## REQUIRED TASK
Restate every line of the material, word for word.

## Data records

-*-*-

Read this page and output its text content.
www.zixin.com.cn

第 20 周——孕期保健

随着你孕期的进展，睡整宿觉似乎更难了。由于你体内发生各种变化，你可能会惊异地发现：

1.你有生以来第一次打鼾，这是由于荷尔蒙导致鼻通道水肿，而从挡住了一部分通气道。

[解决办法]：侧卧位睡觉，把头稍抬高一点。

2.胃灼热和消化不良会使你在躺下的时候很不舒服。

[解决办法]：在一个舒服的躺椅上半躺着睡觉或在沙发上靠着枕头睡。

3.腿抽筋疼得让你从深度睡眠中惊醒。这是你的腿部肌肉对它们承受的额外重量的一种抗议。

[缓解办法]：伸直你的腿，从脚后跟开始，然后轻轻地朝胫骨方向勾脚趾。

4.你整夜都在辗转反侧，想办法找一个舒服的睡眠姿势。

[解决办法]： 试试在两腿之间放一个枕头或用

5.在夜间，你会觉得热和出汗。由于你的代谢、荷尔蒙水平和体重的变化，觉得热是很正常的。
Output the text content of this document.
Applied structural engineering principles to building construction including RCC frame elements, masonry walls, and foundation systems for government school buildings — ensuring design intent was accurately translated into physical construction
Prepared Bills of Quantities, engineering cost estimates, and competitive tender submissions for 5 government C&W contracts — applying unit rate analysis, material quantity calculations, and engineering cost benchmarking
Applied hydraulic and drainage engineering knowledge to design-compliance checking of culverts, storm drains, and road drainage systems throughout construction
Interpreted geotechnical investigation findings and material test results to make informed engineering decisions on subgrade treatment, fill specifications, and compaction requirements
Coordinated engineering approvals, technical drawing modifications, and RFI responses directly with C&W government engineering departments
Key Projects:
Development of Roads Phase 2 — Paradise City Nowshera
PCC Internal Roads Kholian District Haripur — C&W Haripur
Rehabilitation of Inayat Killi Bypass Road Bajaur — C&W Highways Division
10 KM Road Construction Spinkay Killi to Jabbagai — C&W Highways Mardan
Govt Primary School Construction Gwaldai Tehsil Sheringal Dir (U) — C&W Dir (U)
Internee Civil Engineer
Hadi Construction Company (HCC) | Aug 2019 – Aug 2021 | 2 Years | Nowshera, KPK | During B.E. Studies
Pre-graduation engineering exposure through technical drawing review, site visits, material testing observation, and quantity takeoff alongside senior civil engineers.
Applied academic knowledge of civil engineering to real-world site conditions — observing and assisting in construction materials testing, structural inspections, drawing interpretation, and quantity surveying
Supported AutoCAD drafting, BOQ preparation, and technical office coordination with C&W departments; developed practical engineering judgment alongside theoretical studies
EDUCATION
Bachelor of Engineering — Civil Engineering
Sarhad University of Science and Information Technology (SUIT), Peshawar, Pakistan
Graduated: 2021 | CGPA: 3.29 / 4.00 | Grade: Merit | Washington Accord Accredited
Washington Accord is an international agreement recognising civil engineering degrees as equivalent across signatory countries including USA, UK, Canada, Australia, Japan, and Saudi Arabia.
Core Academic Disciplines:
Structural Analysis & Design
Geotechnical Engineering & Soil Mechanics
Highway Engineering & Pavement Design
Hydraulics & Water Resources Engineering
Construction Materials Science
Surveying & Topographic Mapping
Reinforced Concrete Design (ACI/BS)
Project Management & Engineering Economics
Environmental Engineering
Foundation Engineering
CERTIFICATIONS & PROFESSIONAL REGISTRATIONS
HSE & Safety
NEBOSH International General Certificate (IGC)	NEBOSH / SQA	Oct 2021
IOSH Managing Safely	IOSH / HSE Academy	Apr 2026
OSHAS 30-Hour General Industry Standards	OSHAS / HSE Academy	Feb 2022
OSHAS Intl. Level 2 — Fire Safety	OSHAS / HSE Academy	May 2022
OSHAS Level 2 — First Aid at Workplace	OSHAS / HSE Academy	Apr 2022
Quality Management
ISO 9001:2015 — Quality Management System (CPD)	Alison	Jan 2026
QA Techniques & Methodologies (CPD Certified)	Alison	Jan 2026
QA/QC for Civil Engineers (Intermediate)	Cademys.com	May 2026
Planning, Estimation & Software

-*-*-

## RESPONSE
Read this page and output its text content.
www.zixin.com.cn

第 20 周——孕期保健

随着你孕期的进展，睡整宿觉似乎更难了。由于你体内发生各种变化，你可能会惊异地发现：

1.你有生以来第一次打鼾，这是由于荷尔蒙导致鼻通道水肿，而从挡住了一部分通气道。

[解决办法]：侧卧位睡觉，把头稍抬高一点。

2.胃灼热和消化不良会使你在躺下的时候很不舒服。

[解决办法]：在一个舒服的躺椅上半躺着睡觉或在沙发上靠着枕头睡。

3.腿抽筋疼得让你从深度睡眠中惊醒。这是你的腿部肌肉对它们承受的额外重量的一种抗议。

[缓解办法]：伸直你的腿，从脚后跟开始，然后轻轻地朝胫骨方向勾脚趾。

4.你整夜都在辗转反侧，想办法找一个舒服的睡眠姿势。

[解决办法]： 试试在两腿之间放一个枕头或用

5.在夜间，你会觉得热和出汗。由于你的代谢、荷尔蒙水平和体重的变化，觉得热是很正常的。
Output the text content of this document.
Applied structural engineering principles to building construction including RCC frame elements, masonry walls, and foundation systems for government school buildings — ensuring design intent was accurately translated into physical construction
Prepared Bills of Quantities, engineering cost estimates, and competitive tender submissions for 5 government C&W contracts — applying unit rate analysis, material quantity calculations, and engineering cost benchmarking
Applied hydraulic and drainage engineering knowledge to design-compliance checking of culverts, storm drains, and road drainage systems throughout construction
Interpreted geotechnical investigation findings and material test results to make informed engineering decisions on subgrade treatment, fill specifications, and compaction requirements
Coordinated engineering approvals, technical drawing modifications, and RFI responses directly with C&W government engineering departments
Key Projects:
Development of Roads Phase 2 — Paradise City Nowshera
PCC Internal Roads Kholian District Haripur — C&W Haripur
Rehabilitation of Inayat Killi Bypass Road Bajaur — C&W Highways Division
10 KM Road Construction Spinkay Killi to Jabbagai — C&W Highways Mardan
Govt Primary School Construction Gwaldai Tehsil Sheringal Dir (U) — C&W Dir (U)
Internee Civil Engineer
Hadi Construction Company (HCC) | Aug 2019 – Aug 2021 | 2 Years | Nowshera, KPK | During B.E. Studies
Pre-graduation engineering exposure through technical drawing review, site visits, material testing observation, and quantity takeoff alongside senior civil engineers.
Applied academic knowledge of civil engineering to real-world site conditions — observing and assisting in construction materials testing, structural inspections, drawing interpretation, and quantity surveying
Supported AutoCAD drafting, BOQ preparation, and technical office coordination with C&W departments; developed practical engineering judgment alongside theoretical studies
EDUCATION
Bachelor of Engineering — Civil Engineering
Sarhad University of Science and Information Technology (SUIT), Peshawar, Pakistan
Graduated: 2021 | CGPA: 3.29 / 4.00 | Grade: Merit | Washington Accord Accredited
Washington Accord is an international agreement recognising civil engineering degrees as equivalent across signatory countries including USA, UK, Canada, Australia, Japan, and Saudi Arabia.
Core Academic Disciplines:
Structural Analysis & Design
Geotechnical Engineering & Soil Mechanics
Highway Engineering & Pavement Design
Hydraulics & Water Resources Engineering
Construction Materials Science
Surveying & Topographic Mapping
Reinforced Concrete Design (ACI/BS)
Project Management & Engineering Economics
Environmental Engineering
Foundation Engineering
CERTIFICATIONS & PROFESSIONAL REGISTRATIONS
HSE & Safety
NEBOSH International General Certificate (IGC)	NEBOSH / SQA	Oct 2021
IOSH Managing Safely	IOSH / HSE Academy	Apr 2026
OSHAS 30-Hour General Industry Standards	OSHAS / HSE Academy	Feb 2022
OSHAS Intl. Level 2 — Fire Safety	OSHAS / HSE Academy	May 2022
OSHAS Level 2 — First Aid at Workplace	OSHAS / HSE Academy	Apr 2022
Quality Management
ISO 9001:2015 — Quality Management System (CPD)	Alison	Jan 2026
QA Techniques & Methodologies (CPD Certified)	Alison	Jan 2026
QA/QC for Civil Engineers (Intermediate)	Cademys.com	May 2026
Planning, Estimation & Software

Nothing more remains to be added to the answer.